# [DAFTAR TUGAS]
1. Ambil tanpa perubahan bagian teks tentang seminar dan bedah buku di UIN Sunan Kalijaga, dari "Senin pagi tepatnya" sampai "S.Ag., S.IP., M.IP.".
2. Lanjutkan teks tentang seminar dan bedah buku di UIN Sunan Kalijaga, dimulai sesudah kalimat terakhirnya.

Senin pagi tepatnya 21 Desember 2015, diadakan seminar dan bedah buku dengan tema “Good Governance in Question dalam Pegelolaan Perpustakaan Tinggi di Indonesia” yang bertempat di Covention Hall Lantai 2 Kampus UIN Sunan Kalijaga Yogyakarta. Seminar ini sekaligus juga bedah buku karangan Dr. Nurdin Laugu dengan judul “Representasi Kuasa Dalam Pengelolaan Perpustakaan“. Narasumber dalam seminar merupakan pakar dibidangnya, Drs. Ida Fajar Priyanto, MA, Ph.D., Dr. Nurdin Laugu, S.Ag., SS, MA., dan Ro’fah, MA., Ph.D., dengan moderator Wiji Suwarno, S.Ag., S.IP., M.IP.
Seminar dan bedah buku dengan tema “Good Governance in Question dalam Pegelolaan Perpustakaan Tinggi di Indonesia” dilatarbelakangi oleh kegelisahan penulis terhadap tingkat keberdayaan pustakawan terhadap penambahan dan peningkatan pelayanan terkait kemampuan yang ada dalam dirinya, agar bisa lebih dieksplorasi, sehingga dapat membangun perpustakaan ke arah yang lebih berdaya, dengan melakukan penelitian-penelitian perpustakaan sebagai upaya konstruksi kajian-kajian kritis/positivisme.

# [DAFTAR ENTRI]
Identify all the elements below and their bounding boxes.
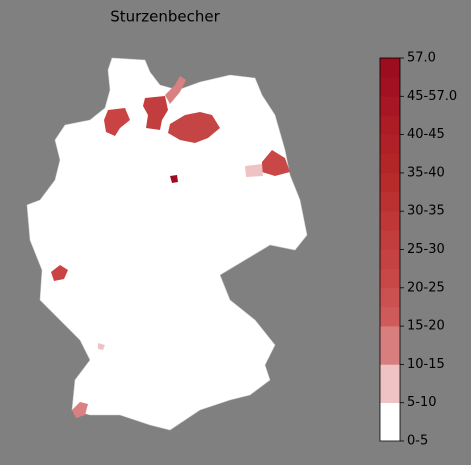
- colorbar-label: 10-15: [407, 357, 445, 372]
- colorbar-band: [380, 326, 400, 365]
- colorbar-band: [380, 192, 400, 212]
- colorbar-label: 5-10: [407, 395, 437, 410]
- colorbar-band: [380, 230, 400, 250]
- region: [165, 76, 186, 104]
- region: [104, 108, 130, 136]
- colorbar-band: [380, 96, 400, 116]
- region: [168, 112, 220, 143]
- colorbar-band: [380, 364, 400, 403]
- colorbar-label: 20-25: [407, 280, 445, 295]
- colorbar-band: [380, 58, 400, 78]
- region: [72, 402, 88, 418]
- colorbar-band: [380, 249, 400, 269]
- colorbar-band: [380, 77, 400, 97]
- region: [143, 96, 168, 130]
- colorbar-label: 35-40: [407, 165, 445, 180]
- colorbar-label: 0-5: [407, 434, 428, 449]
- colorbar-label: 40-45: [407, 127, 445, 142]
- colorbar-band: [380, 211, 400, 231]
- region: [98, 343, 105, 350]
- region: [262, 150, 290, 176]
- region: [245, 164, 263, 177]
- region: [170, 175, 178, 183]
- colorbar-band: [380, 402, 400, 442]
- colorbar-label: 45-57.0: [407, 89, 457, 104]
- colorbar-label: 15-20: [407, 319, 445, 334]
- colorbar-band: [380, 115, 400, 135]
- country-shape: [26, 57, 308, 431]
- map-title: Sturzenbecher: [110, 8, 220, 26]
- colorbar-band: [380, 172, 400, 193]
- colorbar-label: 30-35: [407, 204, 445, 219]
- germany-map: [26, 57, 308, 431]
- colorbar-band: [380, 153, 400, 174]
- colorbar-label: 25-30: [407, 242, 445, 257]
- colorbar-band: [380, 306, 400, 327]
- colorbar-band: [380, 287, 400, 308]
- region: [51, 265, 68, 281]
- colorbar-label: 57.0: [407, 51, 436, 66]
- colorbar-band: [380, 134, 400, 155]
- colorbar-band: [380, 268, 400, 289]
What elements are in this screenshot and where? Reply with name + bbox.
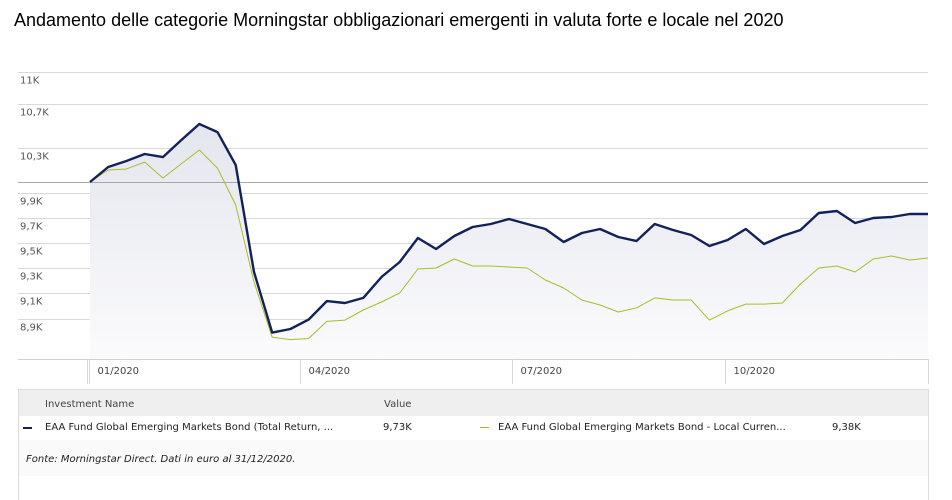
legend-row: EAA Fund Global Emerging Markets Bond (T… xyxy=(19,416,928,440)
x-tick-label: 10/2020 xyxy=(734,366,776,377)
legend-empty-row xyxy=(19,476,928,500)
y-tick-label: 9,9K xyxy=(20,197,43,208)
y-tick-label: 9,3K xyxy=(20,272,43,283)
x-tick-label: 01/2020 xyxy=(98,366,140,377)
y-tick-label: 9,7K xyxy=(20,222,43,233)
y-tick-label: 10,3K xyxy=(20,152,49,163)
legend-series-value: 9,38K xyxy=(832,422,861,433)
legend-series-name: EAA Fund Global Emerging Markets Bond - … xyxy=(498,422,786,433)
legend-table: Investment Name Value EAA Fund Global Em… xyxy=(18,389,929,500)
legend-series-name: EAA Fund Global Emerging Markets Bond (T… xyxy=(45,422,334,433)
area-fill-series-1 xyxy=(90,124,928,359)
legend-swatch-series-1 xyxy=(23,427,32,429)
footnote-row: Fonte: Morningstar Direct. Dati in euro … xyxy=(19,440,928,476)
series-line-1 xyxy=(89,122,928,334)
y-tick-label: 10,7K xyxy=(20,108,49,119)
source-footnote: Fonte: Morningstar Direct. Dati in euro … xyxy=(26,454,296,465)
x-tick-label: 04/2020 xyxy=(309,366,351,377)
series-line-2 xyxy=(89,149,929,341)
x-tick-label: 07/2020 xyxy=(521,366,563,377)
y-tick-label: 8,9K xyxy=(20,323,43,334)
legend-series-value: 9,73K xyxy=(383,422,412,433)
chart-title: Andamento delle categorie Morningstar ob… xyxy=(14,10,784,30)
y-tick-label: 9,5K xyxy=(20,247,43,258)
legend-swatch-series-2 xyxy=(480,427,489,428)
line-chart: 11K 10,7K 10,3K 9,9K 9,7K 9,5K 9,3K 9,1K 8,9K 01… xyxy=(18,72,929,384)
column-header-value: Value xyxy=(384,399,412,410)
legend-header: Investment Name Value xyxy=(19,390,928,416)
column-header-name: Investment Name xyxy=(45,399,135,410)
y-tick-label: 11K xyxy=(20,76,40,87)
y-tick-label: 9,1K xyxy=(20,297,43,308)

# [HASIL AKHIR]
1.
Senin pagi tepatnya 21 Desember 2015, diadakan seminar dan bedah buku dengan tema “Good Governance in Question dalam Pegelolaan Perpustakaan Tinggi di Indonesia” yang bertempat di Covention Hall Lantai 2 Kampus UIN Sunan Kalijaga Yogyakarta. Seminar ini sekaligus juga bedah buku karangan Dr. Nurdin Laugu dengan judul “Representasi Kuasa Dalam Pengelolaan Perpustakaan“. Narasumber dalam seminar merupakan pakar dibidangnya, Drs. Ida Fajar Priyanto, MA, Ph.D., Dr. Nurdin Laugu, S.Ag., SS, MA., dan Ro’fah, MA., Ph.D., dengan moderator Wiji Suwarno, S.Ag., S.IP., M.IP.

2.
Pembicara pada acara seminar ini sekaligus pembedah buku, Drs. Ida Fajar Priyanto, MA, Ph.D. menyampaikan bahasan dalam buku tersebut lebih ke arah “koleksi centric”, serta tentang manajerial. Namun pada perkembangan perpustakaan di dunia sudah memasuki generasi 5, yaitu makerspace. Makerspace berarti perpustakaan sebagai media untuk problem solving dan menciptakan karya. Misalnya mahasiswa dapat memperbaiki hp, laptop atau membuat rekayasa hardware dan aplikasi di perpustakaan. Dijelaskan juga perlunya pengembangan pustakawan ke arah peningkatan softskill, dimana kemampuan yang ditambah meliputi kemampuan melobi, personal branding dll. Tentang Makerspace, silakan buka klik dan klik.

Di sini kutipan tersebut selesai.